Abstract
Abstract The energy efficiency – indoor air quality dilemma is well known and the main drawback to operate the mechanical ventilation is electricity costs as concluded from previous studies. Educational buildings are one of the places where future taxpayers spend a lot of time. This paper aims to study an alternative solution on how to reduce energy efficiency – indoor air quality dilemma in educational buildings by adopting systems that use renewable energy sources. A typical education building in Latvia is taken as a case study by changing it from a consumer to prosumer. This building type has a specific electricity usage profile that makes the choice of photovoltaics (PV) power quite challenging so the various power options have been analysed and used for an electricity solution. Also, the more decentralised preference is chosen – disconnect from a public heating provider and using a local system with a pellet boiler. Educational buildings using PV can reduce the electricity tariff, but the payback periods are still not very satisfactory without subsidies. The average electricity tariff per month varies between scenarios and the best one is for the scenario with 30 kW installed power. The educational building partly using 16 kW PV system reduces not only its bill for electricity but also reduces CO2 emissions by around 36 tons. The education buildings as energy prosumers using renewable energy sources are reducing GHG emissions by having high indoor air quality.

(EXERCISE): In the abstract, which scenario gives the best average monthly electricity tariff? The records aren't needed for anything here.

Image layout annotations:
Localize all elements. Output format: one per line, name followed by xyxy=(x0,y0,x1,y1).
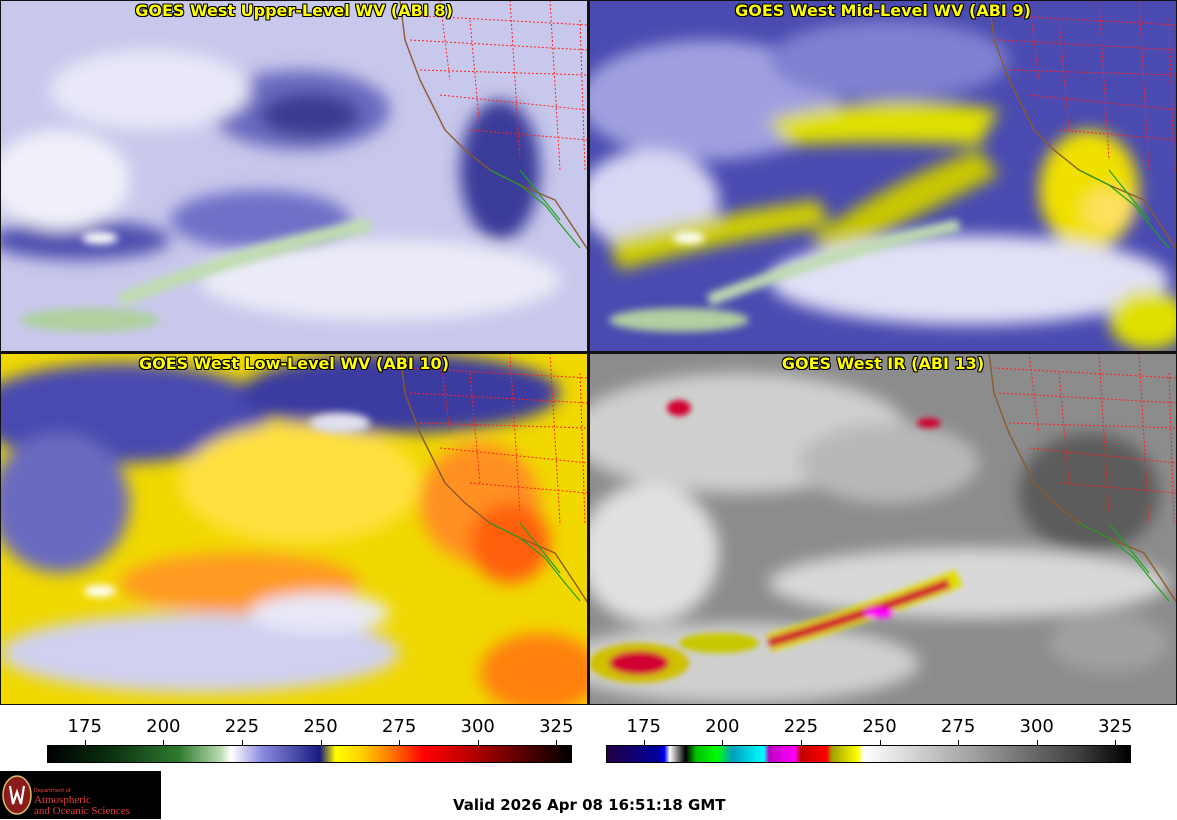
ir-image xyxy=(589,353,1177,705)
colorbar-tick-mark xyxy=(84,740,86,746)
colorbar-tick-mark xyxy=(399,740,401,746)
colorbar-tick-mark xyxy=(477,740,479,746)
aos-logo: Department of Atmospheric and Oceanic Sc… xyxy=(0,771,161,819)
colorbar-tick-label: 300 xyxy=(1019,716,1054,737)
colorbar-tick-mark xyxy=(1115,740,1117,746)
colorbar-tick-mark xyxy=(958,740,960,746)
colorbar-tick-mark xyxy=(1036,740,1038,746)
colorbar-tick-label: 200 xyxy=(146,716,181,737)
wv-colorbar-gradient xyxy=(47,745,572,763)
ir-colorbar-gradient xyxy=(606,745,1131,763)
colorbar-tick-label: 275 xyxy=(381,716,417,737)
colorbar-tick-mark xyxy=(163,740,165,746)
logo-line1: Atmospheric xyxy=(34,794,91,806)
ir-panel: GOES West IR (ABI 13) xyxy=(589,353,1177,705)
colorbar-tick-label: 275 xyxy=(940,716,976,737)
panel-title: GOES West Low-Level WV (ABI 10) xyxy=(138,354,449,373)
wv-colorbar-ticks: 175 200 225 250 275 300 325 xyxy=(47,706,574,746)
colorbar-tick-label: 175 xyxy=(67,716,102,737)
wv-colorbar: 175 200 225 250 275 300 325 xyxy=(47,706,574,763)
colorbar-tick-label: 250 xyxy=(303,716,338,737)
colorbar-tick-label: 250 xyxy=(862,716,897,737)
colorbar-tick-mark xyxy=(556,740,558,746)
colorbar-tick-mark xyxy=(643,740,645,746)
mid-level-wv-panel: GOES West Mid-Level WV (ABI 9) xyxy=(589,0,1177,352)
upper-level-wv-panel: GOES West Upper-Level WV (ABI 8) xyxy=(0,0,588,352)
colorbar-tick-label: 175 xyxy=(626,716,661,737)
uw-seal-icon xyxy=(2,775,32,815)
colorbar-tick-mark xyxy=(800,740,802,746)
panel-divider-horizontal xyxy=(0,352,1177,353)
mid-level-wv-image xyxy=(589,0,1177,352)
colorbar-tick-label: 225 xyxy=(224,716,260,737)
upper-level-wv-image xyxy=(0,0,588,352)
colorbar-tick-mark xyxy=(241,740,243,746)
colorbar-tick-mark xyxy=(879,740,881,746)
colorbar-tick-label: 325 xyxy=(539,716,574,737)
colorbar-tick-label: 300 xyxy=(460,716,495,737)
logo-line2: and Oceanic Sciences xyxy=(34,805,130,817)
colorbar-tick-label: 200 xyxy=(705,716,740,737)
ir-colorbar-ticks: 175 200 225 250 275 300 325 xyxy=(606,706,1133,746)
panel-title: GOES West Upper-Level WV (ABI 8) xyxy=(135,1,453,20)
ir-colorbar: 175 200 225 250 275 300 325 xyxy=(606,706,1133,763)
colorbar-tick-mark xyxy=(320,740,322,746)
low-level-wv-panel: GOES West Low-Level WV (ABI 10) xyxy=(0,353,588,705)
colorbar-tick-mark xyxy=(722,740,724,746)
panel-title: GOES West Mid-Level WV (ABI 9) xyxy=(735,1,1031,20)
valid-time: Valid 2026 Apr 08 16:51:18 GMT xyxy=(453,796,726,814)
logo-dept-text: Department of xyxy=(34,788,71,794)
low-level-wv-image xyxy=(0,353,588,705)
colorbar-tick-label: 225 xyxy=(783,716,819,737)
panel-title: GOES West IR (ABI 13) xyxy=(781,354,985,373)
colorbar-tick-label: 325 xyxy=(1098,716,1133,737)
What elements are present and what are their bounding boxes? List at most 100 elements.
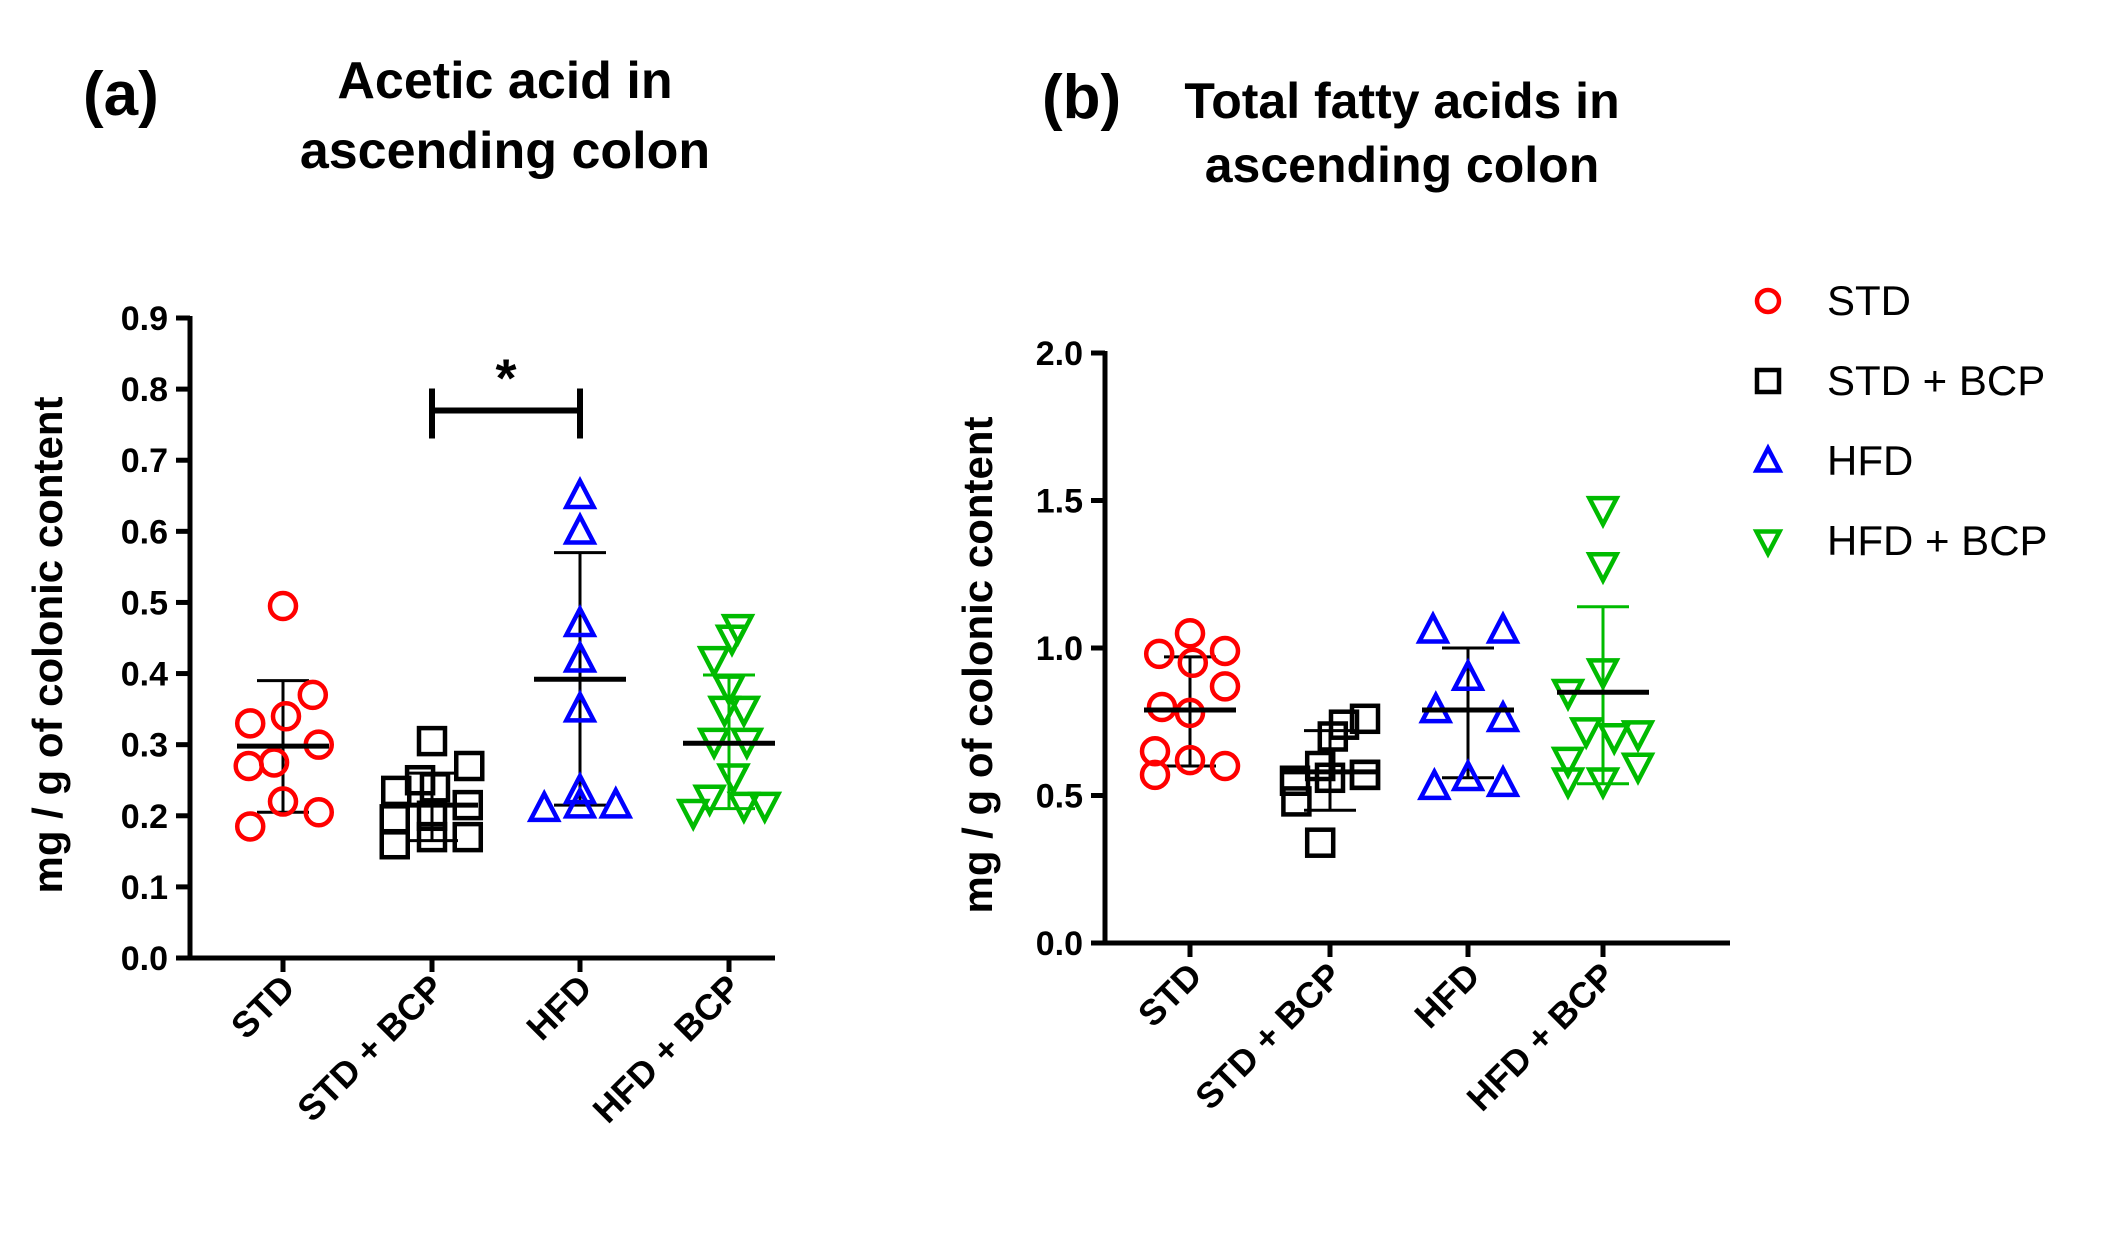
panel-b-point-std	[1139, 736, 1171, 767]
panel-b-y-tick-label: 1.5	[1036, 483, 1083, 521]
panel-a-y-tick-label: 0.0	[121, 940, 168, 978]
panel-a-point-hfd	[562, 689, 598, 723]
panel-b-point-hfd-bcp	[1585, 551, 1621, 586]
panel-a-y-tick-label: 0.2	[121, 798, 168, 836]
panel-a-point-hfd-bcp	[675, 798, 711, 833]
panel-b-point-std-bcp	[1304, 827, 1336, 858]
panel-a-point-hfd	[562, 511, 598, 545]
panel-a-y-tick-label: 0.7	[121, 442, 168, 480]
panel-a-label: (a)	[83, 60, 159, 129]
panel-b-y-tick-label: 0.0	[1036, 925, 1083, 963]
panel-b-ylabel: mg / g of colonic content	[954, 417, 1001, 914]
panel-a-y-tick-label: 0.9	[121, 300, 168, 338]
panel-a-point-std	[234, 708, 266, 739]
panel-b-series-std-bcp	[1279, 703, 1381, 858]
panel-b-series-std	[1139, 618, 1241, 791]
panel-a-point-std-bcp	[452, 821, 484, 853]
panel-a-point-std	[303, 796, 335, 828]
panel-a-point-std	[267, 590, 299, 622]
panel-b-x-tick-label-std-bcp: STD + BCP	[1187, 955, 1350, 1118]
panel-b-point-hfd	[1415, 610, 1451, 644]
panel-b-y-tick-label: 2.0	[1036, 335, 1083, 373]
panel-b-point-std	[1209, 750, 1241, 782]
panel-b-point-std	[1209, 671, 1241, 702]
panel-a-series-hfd	[526, 475, 634, 823]
legend	[1752, 287, 1784, 559]
panel-a-title-line-2: ascending colon	[300, 122, 710, 180]
panel-b-point-std	[1174, 697, 1206, 729]
panel-b-point-hfd	[1450, 657, 1486, 691]
panel-a-point-hfd	[598, 785, 634, 819]
panel-a-significance-star: *	[495, 348, 516, 408]
panel-a-point-hfd-bcp	[726, 695, 762, 729]
panel-a-point-hfd	[562, 639, 598, 673]
panel-b-y-tick-label: 0.5	[1036, 778, 1083, 816]
panel-a-point-std-bcp	[379, 828, 410, 860]
panel-b-point-std	[1174, 744, 1206, 776]
panel-b-point-hfd	[1485, 610, 1521, 644]
panel-b-point-std	[1209, 635, 1241, 667]
panel-a-point-std-bcp	[379, 804, 410, 835]
panel-a-point-std	[234, 811, 266, 842]
panel-b-point-hfd	[1417, 766, 1452, 801]
panel-b-point-hfd-bcp	[1596, 723, 1632, 757]
panel-b-point-std-bcp	[1349, 759, 1381, 791]
panel-b-y-tick-label: 1.0	[1036, 630, 1083, 668]
panel-a-ylabel: mg / g of colonic content	[24, 397, 71, 894]
panel-a-point-hfd-bcp	[711, 674, 747, 708]
panel-b-point-std	[1174, 618, 1206, 649]
panel-b-point-hfd-bcp	[1620, 752, 1656, 786]
panel-b-point-hfd-bcp	[1585, 495, 1621, 530]
panel-a-point-std	[267, 786, 299, 817]
panel-b-series-hfd	[1415, 610, 1521, 801]
panel-a-point-std-bcp	[416, 725, 448, 757]
panel-a-point-hfd-bcp	[696, 645, 732, 680]
panel-a-point-hfd-bcp	[720, 613, 756, 648]
panel-a-point-hfd-bcp	[716, 763, 751, 797]
panel-a-y-tick-label: 0.6	[121, 513, 168, 551]
legend-circle-icon	[1754, 287, 1782, 315]
panel-b-x-tick-label-std: STD	[1130, 955, 1210, 1035]
panel-b-label: (b)	[1042, 63, 1121, 132]
panel-b-point-std-bcp	[1281, 786, 1312, 817]
panel-b-title-line-2: ascending colon	[1205, 137, 1600, 193]
panel-b-point-std-bcp	[1349, 759, 1381, 791]
panel-a-point-hfd	[562, 771, 598, 805]
panel-a-y-tick-label: 0.8	[121, 371, 168, 409]
legend-square-icon	[1754, 367, 1782, 395]
legend-label-std-bcp: STD + BCP	[1827, 357, 2045, 404]
panel-a-y-tick-label: 0.1	[121, 869, 168, 907]
panel-a-point-std-bcp	[454, 750, 485, 782]
panel-b-point-hfd	[1485, 698, 1521, 733]
legend-label-std: STD	[1827, 277, 1911, 324]
panel-b-point-hfd	[1450, 757, 1486, 792]
panel-b-point-hfd-bcp	[1620, 720, 1656, 754]
panel-b-title-line-1: Total fatty acids in	[1184, 73, 1619, 129]
panel-a-y-tick-label: 0.5	[121, 584, 168, 622]
panel-a-series-std	[233, 590, 335, 842]
panel-b-point-hfd-bcp	[1585, 767, 1621, 801]
panel-a-y-tick-label: 0.3	[121, 727, 168, 765]
panel-b-point-hfd	[1485, 763, 1521, 798]
legend-label-hfd: HFD	[1827, 437, 1913, 484]
legend-triangle-down-icon	[1752, 529, 1784, 559]
panel-a-point-std	[233, 750, 264, 782]
panel-a-x-tick-label-std: STD	[223, 967, 303, 1047]
panel-a-point-hfd-bcp	[692, 784, 727, 818]
panel-a-series-hfd-bcp	[675, 613, 783, 833]
panel-b-point-std	[1139, 759, 1171, 791]
panel-a-point-hfd	[562, 475, 598, 510]
panel-b-point-std	[1143, 638, 1175, 670]
panel-a-point-std	[270, 700, 302, 732]
panel-a-x-tick-label-std-bcp: STD + BCP	[289, 967, 452, 1130]
panel-b-point-std-bcp	[1328, 709, 1360, 740]
panel-a-point-std-bcp	[404, 764, 436, 796]
panel-b-point-std-bcp	[1349, 703, 1381, 735]
legend-label-hfd-bcp: HFD + BCP	[1827, 517, 2048, 564]
panel-a-significance-bracket: *	[429, 348, 583, 439]
panel-b-series-hfd-bcp	[1550, 495, 1656, 801]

(ANSWER BELOW): The scenario with 30 kW of installed power.